* _Task to carry out_:
Your answer should be a single number: the count of lines that include "calendar".
## begin
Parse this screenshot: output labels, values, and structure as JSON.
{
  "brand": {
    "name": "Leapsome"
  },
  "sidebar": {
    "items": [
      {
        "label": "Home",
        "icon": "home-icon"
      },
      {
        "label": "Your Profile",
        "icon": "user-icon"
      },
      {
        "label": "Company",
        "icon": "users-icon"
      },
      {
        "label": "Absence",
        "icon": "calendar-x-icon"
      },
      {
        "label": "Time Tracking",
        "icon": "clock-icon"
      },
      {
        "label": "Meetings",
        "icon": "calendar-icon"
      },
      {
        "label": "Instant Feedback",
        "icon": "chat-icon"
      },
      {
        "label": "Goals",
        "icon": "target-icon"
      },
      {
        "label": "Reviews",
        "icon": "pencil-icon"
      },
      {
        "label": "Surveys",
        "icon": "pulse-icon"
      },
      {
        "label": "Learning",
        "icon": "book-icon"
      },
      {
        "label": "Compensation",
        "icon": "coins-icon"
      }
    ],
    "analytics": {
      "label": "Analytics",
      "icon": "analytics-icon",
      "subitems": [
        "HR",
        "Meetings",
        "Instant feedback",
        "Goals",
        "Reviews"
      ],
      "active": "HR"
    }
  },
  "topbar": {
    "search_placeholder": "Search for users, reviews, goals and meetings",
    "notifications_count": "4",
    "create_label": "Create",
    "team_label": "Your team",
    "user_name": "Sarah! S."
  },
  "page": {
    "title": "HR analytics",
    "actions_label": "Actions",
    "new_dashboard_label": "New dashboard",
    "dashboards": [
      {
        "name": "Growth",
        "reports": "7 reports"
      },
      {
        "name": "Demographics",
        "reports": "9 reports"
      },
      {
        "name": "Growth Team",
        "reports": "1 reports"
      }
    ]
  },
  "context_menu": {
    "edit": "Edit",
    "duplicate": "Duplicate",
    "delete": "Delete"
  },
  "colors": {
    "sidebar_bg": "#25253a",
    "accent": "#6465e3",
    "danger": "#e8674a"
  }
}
## end
* _Expected answer_:
2